Dataset content:
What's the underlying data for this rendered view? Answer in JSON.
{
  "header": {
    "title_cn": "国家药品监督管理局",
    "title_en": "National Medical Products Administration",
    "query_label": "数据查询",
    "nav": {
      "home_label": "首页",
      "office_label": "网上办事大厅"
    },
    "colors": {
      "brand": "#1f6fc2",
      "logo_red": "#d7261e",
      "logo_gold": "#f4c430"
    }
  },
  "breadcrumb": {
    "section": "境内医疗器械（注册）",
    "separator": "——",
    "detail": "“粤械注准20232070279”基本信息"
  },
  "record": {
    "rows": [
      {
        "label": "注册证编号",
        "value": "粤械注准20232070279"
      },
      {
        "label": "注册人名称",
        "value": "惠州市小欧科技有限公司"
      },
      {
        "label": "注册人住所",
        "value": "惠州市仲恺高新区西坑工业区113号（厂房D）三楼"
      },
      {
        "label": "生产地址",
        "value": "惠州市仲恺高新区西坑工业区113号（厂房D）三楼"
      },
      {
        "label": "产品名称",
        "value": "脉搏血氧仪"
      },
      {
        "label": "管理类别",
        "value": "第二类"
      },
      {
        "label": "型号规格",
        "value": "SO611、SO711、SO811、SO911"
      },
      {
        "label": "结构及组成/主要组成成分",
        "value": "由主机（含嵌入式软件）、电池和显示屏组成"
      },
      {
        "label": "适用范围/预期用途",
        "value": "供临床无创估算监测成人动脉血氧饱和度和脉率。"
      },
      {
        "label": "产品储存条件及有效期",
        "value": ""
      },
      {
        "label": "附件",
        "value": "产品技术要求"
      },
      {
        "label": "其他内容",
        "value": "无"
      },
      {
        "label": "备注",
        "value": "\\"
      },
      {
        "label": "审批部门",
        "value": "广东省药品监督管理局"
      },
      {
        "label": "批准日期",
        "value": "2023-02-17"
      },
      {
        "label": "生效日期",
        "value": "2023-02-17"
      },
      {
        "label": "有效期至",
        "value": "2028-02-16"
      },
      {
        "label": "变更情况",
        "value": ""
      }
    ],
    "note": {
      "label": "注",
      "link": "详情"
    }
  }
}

Aim of the exercise:
Copy out all of the data exactly, leaving nothing out.

Result for this exercise:
What's the underlying data for this rendered view? Answer in JSON.
{
  "header": {
    "title_cn": "国家药品监督管理局",
    "title_en": "National Medical Products Administration",
    "query_label": "数据查询",
    "nav": {
      "home_label": "首页",
      "office_label": "网上办事大厅"
    },
    "colors": {
      "brand": "#1f6fc2",
      "logo_red": "#d7261e",
      "logo_gold": "#f4c430"
    }
  },
  "breadcrumb": {
    "section": "境内医疗器械（注册）",
    "separator": "——",
    "detail": "“粤械注准20232070279”基本信息"
  },
  "record": {
    "rows": [
      {
        "label": "注册证编号",
        "value": "粤械注准20232070279"
      },
      {
        "label": "注册人名称",
        "value": "惠州市小欧科技有限公司"
      },
      {
        "label": "注册人住所",
        "value": "惠州市仲恺高新区西坑工业区113号（厂房D）三楼"
      },
      {
        "label": "生产地址",
        "value": "惠州市仲恺高新区西坑工业区113号（厂房D）三楼"
      },
      {
        "label": "产品名称",
        "value": "脉搏血氧仪"
      },
      {
        "label": "管理类别",
        "value": "第二类"
      },
      {
        "label": "型号规格",
        "value": "SO611、SO711、SO811、SO911"
      },
      {
        "label": "结构及组成/主要组成成分",
        "value": "由主机（含嵌入式软件）、电池和显示屏组成"
      },
      {
        "label": "适用范围/预期用途",
        "value": "供临床无创估算监测成人动脉血氧饱和度和脉率。"
      },
      {
        "label": "产品储存条件及有效期",
        "value": ""
      },
      {
        "label": "附件",
        "value": "产品技术要求"
      },
      {
        "label": "其他内容",
        "value": "无"
      },
      {
        "label": "备注",
        "value": "\\"
      },
      {
        "label": "审批部门",
        "value": "广东省药品监督管理局"
      },
      {
        "label": "批准日期",
        "value": "2023-02-17"
      },
      {
        "label": "生效日期",
        "value": "2023-02-17"
      },
      {
        "label": "有效期至",
        "value": "2028-02-16"
      },
      {
        "label": "变更情况",
        "value": ""
      }
    ],
    "note": {
      "label": "注",
      "link": "详情"
    }
  }
}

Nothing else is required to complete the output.